▸ EXERCISE AIM
Note each line where "ensure" appears, and copy it.

* Begin *

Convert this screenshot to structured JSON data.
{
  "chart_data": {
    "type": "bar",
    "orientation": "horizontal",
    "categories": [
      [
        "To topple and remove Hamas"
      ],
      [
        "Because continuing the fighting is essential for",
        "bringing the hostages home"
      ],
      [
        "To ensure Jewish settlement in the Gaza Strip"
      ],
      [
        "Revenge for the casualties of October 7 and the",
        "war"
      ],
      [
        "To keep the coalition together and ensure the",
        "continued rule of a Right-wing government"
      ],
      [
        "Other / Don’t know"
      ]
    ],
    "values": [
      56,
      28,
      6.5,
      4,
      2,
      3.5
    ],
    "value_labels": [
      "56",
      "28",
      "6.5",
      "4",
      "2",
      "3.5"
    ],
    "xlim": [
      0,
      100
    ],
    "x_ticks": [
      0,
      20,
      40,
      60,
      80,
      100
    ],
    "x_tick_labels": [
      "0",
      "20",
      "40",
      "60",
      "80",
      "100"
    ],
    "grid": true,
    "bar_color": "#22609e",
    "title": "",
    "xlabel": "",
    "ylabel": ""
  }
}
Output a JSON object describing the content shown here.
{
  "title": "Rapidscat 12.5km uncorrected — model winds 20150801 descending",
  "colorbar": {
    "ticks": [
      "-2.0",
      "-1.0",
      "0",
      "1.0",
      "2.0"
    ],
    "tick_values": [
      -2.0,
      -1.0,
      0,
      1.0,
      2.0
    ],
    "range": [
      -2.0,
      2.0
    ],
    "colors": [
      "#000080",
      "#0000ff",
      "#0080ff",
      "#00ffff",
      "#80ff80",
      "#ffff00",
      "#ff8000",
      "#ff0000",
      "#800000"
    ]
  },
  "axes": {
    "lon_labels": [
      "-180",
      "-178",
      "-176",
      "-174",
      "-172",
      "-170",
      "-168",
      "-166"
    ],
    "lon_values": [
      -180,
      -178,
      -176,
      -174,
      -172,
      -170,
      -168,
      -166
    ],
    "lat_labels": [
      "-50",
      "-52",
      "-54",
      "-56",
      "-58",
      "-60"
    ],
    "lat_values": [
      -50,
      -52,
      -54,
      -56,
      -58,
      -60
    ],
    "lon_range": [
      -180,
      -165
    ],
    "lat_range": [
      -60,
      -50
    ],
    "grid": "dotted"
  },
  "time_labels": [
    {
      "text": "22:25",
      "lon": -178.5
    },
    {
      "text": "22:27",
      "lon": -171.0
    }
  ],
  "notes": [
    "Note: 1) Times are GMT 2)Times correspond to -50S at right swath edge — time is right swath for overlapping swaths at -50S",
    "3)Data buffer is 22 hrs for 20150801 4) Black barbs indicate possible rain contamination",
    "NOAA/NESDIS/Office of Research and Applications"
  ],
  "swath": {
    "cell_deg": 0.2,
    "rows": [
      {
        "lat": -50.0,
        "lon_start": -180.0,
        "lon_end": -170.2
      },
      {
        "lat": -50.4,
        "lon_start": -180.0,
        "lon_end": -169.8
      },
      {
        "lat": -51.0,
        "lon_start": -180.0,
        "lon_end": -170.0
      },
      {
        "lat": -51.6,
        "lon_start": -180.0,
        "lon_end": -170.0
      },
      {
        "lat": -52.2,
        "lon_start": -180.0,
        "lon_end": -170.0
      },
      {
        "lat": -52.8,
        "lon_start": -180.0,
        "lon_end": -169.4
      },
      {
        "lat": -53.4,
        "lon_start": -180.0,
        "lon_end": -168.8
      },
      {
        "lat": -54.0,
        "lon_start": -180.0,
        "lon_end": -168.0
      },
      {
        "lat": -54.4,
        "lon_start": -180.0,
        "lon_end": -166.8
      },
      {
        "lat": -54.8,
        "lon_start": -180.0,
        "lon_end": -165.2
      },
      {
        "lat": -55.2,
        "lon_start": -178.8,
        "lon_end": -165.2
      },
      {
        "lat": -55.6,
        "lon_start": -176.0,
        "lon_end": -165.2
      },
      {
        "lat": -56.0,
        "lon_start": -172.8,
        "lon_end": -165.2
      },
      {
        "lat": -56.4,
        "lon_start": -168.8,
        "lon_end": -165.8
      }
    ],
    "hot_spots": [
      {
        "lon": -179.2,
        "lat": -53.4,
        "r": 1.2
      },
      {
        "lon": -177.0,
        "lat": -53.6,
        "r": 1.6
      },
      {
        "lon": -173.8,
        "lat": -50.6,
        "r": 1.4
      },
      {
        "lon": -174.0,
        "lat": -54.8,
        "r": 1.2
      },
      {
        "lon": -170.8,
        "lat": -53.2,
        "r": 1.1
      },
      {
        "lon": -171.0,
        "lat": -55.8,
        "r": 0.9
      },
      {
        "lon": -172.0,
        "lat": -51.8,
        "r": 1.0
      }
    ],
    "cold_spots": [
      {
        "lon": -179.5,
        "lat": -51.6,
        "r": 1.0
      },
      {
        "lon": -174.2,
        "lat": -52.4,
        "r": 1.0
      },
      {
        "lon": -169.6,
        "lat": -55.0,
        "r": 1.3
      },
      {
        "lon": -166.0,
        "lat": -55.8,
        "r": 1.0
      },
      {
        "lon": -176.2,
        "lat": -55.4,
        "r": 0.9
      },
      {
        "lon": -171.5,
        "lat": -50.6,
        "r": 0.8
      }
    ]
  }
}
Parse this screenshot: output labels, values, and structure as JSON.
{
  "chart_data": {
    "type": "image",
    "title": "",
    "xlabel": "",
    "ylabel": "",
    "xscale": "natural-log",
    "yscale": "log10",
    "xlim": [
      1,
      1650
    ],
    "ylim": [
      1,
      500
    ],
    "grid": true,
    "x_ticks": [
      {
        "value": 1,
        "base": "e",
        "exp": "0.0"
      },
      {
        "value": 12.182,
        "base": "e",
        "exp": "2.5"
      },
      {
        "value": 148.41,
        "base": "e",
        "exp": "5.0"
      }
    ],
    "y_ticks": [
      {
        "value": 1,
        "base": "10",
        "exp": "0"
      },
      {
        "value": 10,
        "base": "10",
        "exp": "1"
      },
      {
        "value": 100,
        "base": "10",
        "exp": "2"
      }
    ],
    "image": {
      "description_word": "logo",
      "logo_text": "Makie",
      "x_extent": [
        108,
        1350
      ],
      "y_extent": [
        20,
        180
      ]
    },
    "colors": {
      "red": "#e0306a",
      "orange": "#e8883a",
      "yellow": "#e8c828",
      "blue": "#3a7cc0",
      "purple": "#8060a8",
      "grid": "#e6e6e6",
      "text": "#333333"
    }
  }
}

* End *

▸ ANSWER TO THE TASK
        "To ensure Jewish settlement in the Gaza Strip"
        "To keep the coalition together and ensure the",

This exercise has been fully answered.